■ Brief:
Change every "chevron-bullet-icon" in the items below to "arrow-bullet-icon", and give all the lines again with nothing else altered.

** Begin Data to use **

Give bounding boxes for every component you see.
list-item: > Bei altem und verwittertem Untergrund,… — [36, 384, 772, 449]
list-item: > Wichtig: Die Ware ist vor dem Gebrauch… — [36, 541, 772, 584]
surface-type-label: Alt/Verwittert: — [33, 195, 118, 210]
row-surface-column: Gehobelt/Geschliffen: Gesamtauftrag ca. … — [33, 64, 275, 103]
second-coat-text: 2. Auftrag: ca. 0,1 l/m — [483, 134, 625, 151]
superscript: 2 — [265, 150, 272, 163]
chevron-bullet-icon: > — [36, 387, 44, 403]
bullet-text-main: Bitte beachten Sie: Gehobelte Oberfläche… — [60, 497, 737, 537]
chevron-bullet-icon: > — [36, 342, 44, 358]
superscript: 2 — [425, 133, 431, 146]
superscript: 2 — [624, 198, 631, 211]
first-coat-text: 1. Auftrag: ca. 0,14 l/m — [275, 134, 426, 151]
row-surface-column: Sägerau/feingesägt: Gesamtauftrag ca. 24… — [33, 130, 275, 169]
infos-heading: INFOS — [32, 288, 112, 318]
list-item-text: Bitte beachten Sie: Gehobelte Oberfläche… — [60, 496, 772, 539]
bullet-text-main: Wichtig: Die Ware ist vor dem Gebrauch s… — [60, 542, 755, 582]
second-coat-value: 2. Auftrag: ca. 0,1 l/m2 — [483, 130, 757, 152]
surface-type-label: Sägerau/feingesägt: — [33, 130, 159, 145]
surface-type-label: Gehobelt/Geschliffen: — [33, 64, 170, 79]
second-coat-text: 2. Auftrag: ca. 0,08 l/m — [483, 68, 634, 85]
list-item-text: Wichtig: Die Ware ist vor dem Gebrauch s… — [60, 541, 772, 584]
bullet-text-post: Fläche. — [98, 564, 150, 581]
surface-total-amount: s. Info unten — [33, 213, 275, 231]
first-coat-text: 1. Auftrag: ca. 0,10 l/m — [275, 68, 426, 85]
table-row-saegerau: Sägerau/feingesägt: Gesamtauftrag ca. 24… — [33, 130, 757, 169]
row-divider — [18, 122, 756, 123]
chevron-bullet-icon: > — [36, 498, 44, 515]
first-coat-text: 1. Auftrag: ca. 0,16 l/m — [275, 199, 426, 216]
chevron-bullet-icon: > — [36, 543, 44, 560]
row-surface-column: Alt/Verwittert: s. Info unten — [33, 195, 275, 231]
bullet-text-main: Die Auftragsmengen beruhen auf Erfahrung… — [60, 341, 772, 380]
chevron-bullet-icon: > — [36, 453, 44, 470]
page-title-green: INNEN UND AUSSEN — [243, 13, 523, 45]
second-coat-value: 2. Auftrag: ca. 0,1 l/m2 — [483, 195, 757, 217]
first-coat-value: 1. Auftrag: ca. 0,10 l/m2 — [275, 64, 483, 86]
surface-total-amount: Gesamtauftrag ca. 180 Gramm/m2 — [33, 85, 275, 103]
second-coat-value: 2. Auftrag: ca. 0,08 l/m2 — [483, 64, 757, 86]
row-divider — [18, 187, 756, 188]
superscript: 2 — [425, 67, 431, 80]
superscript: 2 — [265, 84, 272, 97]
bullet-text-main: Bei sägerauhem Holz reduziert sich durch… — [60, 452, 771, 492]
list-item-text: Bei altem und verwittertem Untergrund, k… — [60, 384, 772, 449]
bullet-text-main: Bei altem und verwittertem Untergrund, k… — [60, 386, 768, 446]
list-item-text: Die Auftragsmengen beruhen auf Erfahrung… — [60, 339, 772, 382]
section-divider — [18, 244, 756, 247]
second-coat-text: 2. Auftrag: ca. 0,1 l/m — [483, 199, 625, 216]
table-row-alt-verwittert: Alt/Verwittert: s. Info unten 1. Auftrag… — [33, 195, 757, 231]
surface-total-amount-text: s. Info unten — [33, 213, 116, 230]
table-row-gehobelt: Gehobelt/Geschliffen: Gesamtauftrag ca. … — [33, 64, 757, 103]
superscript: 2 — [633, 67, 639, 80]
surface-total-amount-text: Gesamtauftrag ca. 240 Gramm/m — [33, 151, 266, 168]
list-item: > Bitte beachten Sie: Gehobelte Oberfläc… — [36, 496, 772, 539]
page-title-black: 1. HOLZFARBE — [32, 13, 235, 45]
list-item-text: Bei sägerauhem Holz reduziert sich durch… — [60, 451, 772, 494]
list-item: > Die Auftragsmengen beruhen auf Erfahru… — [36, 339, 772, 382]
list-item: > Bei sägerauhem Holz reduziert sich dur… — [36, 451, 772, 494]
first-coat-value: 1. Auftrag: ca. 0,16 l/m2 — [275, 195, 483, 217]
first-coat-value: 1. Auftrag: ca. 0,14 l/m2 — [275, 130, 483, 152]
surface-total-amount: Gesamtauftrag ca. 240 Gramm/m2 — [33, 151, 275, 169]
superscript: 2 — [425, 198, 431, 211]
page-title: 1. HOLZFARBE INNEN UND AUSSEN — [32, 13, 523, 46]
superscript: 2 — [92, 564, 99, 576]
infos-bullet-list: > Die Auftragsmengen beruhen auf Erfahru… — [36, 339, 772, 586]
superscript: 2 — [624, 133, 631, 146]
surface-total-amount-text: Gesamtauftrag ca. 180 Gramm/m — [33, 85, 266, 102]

** End Data to use **

■ The completed task:
Give bounding boxes for every component you see.
list-item: > Bei altem und verwittertem Untergrund,… — [36, 384, 772, 449]
list-item: > Wichtig: Die Ware ist vor dem Gebrauch… — [36, 541, 772, 584]
surface-type-label: Alt/Verwittert: — [33, 195, 118, 210]
row-surface-column: Gehobelt/Geschliffen: Gesamtauftrag ca. … — [33, 64, 275, 103]
second-coat-text: 2. Auftrag: ca. 0,1 l/m — [483, 134, 625, 151]
superscript: 2 — [265, 150, 272, 163]
arrow-bullet-icon: > — [36, 387, 44, 403]
bullet-text-main: Bitte beachten Sie: Gehobelte Oberfläche… — [60, 497, 737, 537]
arrow-bullet-icon: > — [36, 342, 44, 358]
superscript: 2 — [425, 133, 431, 146]
superscript: 2 — [624, 198, 631, 211]
first-coat-text: 1. Auftrag: ca. 0,14 l/m — [275, 134, 426, 151]
row-surface-column: Sägerau/feingesägt: Gesamtauftrag ca. 24… — [33, 130, 275, 169]
infos-heading: INFOS — [32, 288, 112, 318]
list-item-text: Bitte beachten Sie: Gehobelte Oberfläche… — [60, 496, 772, 539]
bullet-text-main: Wichtig: Die Ware ist vor dem Gebrauch s… — [60, 542, 755, 582]
second-coat-value: 2. Auftrag: ca. 0,1 l/m2 — [483, 130, 757, 152]
surface-type-label: Sägerau/feingesägt: — [33, 130, 159, 145]
surface-type-label: Gehobelt/Geschliffen: — [33, 64, 170, 79]
second-coat-text: 2. Auftrag: ca. 0,08 l/m — [483, 68, 634, 85]
list-item-text: Wichtig: Die Ware ist vor dem Gebrauch s… — [60, 541, 772, 584]
bullet-text-post: Fläche. — [98, 564, 150, 581]
surface-total-amount: s. Info unten — [33, 213, 275, 231]
first-coat-text: 1. Auftrag: ca. 0,10 l/m — [275, 68, 426, 85]
table-row-saegerau: Sägerau/feingesägt: Gesamtauftrag ca. 24… — [33, 130, 757, 169]
row-divider — [18, 122, 756, 123]
arrow-bullet-icon: > — [36, 498, 44, 515]
first-coat-text: 1. Auftrag: ca. 0,16 l/m — [275, 199, 426, 216]
arrow-bullet-icon: > — [36, 543, 44, 560]
row-surface-column: Alt/Verwittert: s. Info unten — [33, 195, 275, 231]
bullet-text-main: Die Auftragsmengen beruhen auf Erfahrung… — [60, 341, 772, 380]
arrow-bullet-icon: > — [36, 453, 44, 470]
page-title-green: INNEN UND AUSSEN — [243, 13, 523, 45]
second-coat-value: 2. Auftrag: ca. 0,1 l/m2 — [483, 195, 757, 217]
first-coat-value: 1. Auftrag: ca. 0,10 l/m2 — [275, 64, 483, 86]
surface-total-amount: Gesamtauftrag ca. 180 Gramm/m2 — [33, 85, 275, 103]
second-coat-value: 2. Auftrag: ca. 0,08 l/m2 — [483, 64, 757, 86]
row-divider — [18, 187, 756, 188]
superscript: 2 — [425, 67, 431, 80]
superscript: 2 — [265, 84, 272, 97]
bullet-text-main: Bei sägerauhem Holz reduziert sich durch… — [60, 452, 771, 492]
list-item-text: Bei altem und verwittertem Untergrund, k… — [60, 384, 772, 449]
bullet-text-main: Bei altem und verwittertem Untergrund, k… — [60, 386, 768, 446]
list-item-text: Die Auftragsmengen beruhen auf Erfahrung… — [60, 339, 772, 382]
section-divider — [18, 244, 756, 247]
second-coat-text: 2. Auftrag: ca. 0,1 l/m — [483, 199, 625, 216]
table-row-alt-verwittert: Alt/Verwittert: s. Info unten 1. Auftrag… — [33, 195, 757, 231]
surface-total-amount-text: s. Info unten — [33, 213, 116, 230]
table-row-gehobelt: Gehobelt/Geschliffen: Gesamtauftrag ca. … — [33, 64, 757, 103]
superscript: 2 — [633, 67, 639, 80]
surface-total-amount-text: Gesamtauftrag ca. 240 Gramm/m — [33, 151, 266, 168]
list-item: > Bitte beachten Sie: Gehobelte Oberfläc… — [36, 496, 772, 539]
page-title-black: 1. HOLZFARBE — [32, 13, 235, 45]
list-item-text: Bei sägerauhem Holz reduziert sich durch… — [60, 451, 772, 494]
list-item: > Die Auftragsmengen beruhen auf Erfahru… — [36, 339, 772, 382]
list-item: > Bei sägerauhem Holz reduziert sich dur… — [36, 451, 772, 494]
first-coat-value: 1. Auftrag: ca. 0,16 l/m2 — [275, 195, 483, 217]
first-coat-value: 1. Auftrag: ca. 0,14 l/m2 — [275, 130, 483, 152]
surface-total-amount: Gesamtauftrag ca. 240 Gramm/m2 — [33, 151, 275, 169]
superscript: 2 — [425, 198, 431, 211]
page-title: 1. HOLZFARBE INNEN UND AUSSEN — [32, 13, 523, 46]
superscript: 2 — [92, 564, 99, 576]
infos-bullet-list: > Die Auftragsmengen beruhen auf Erfahru… — [36, 339, 772, 586]
superscript: 2 — [624, 133, 631, 146]
surface-total-amount-text: Gesamtauftrag ca. 180 Gramm/m — [33, 85, 266, 102]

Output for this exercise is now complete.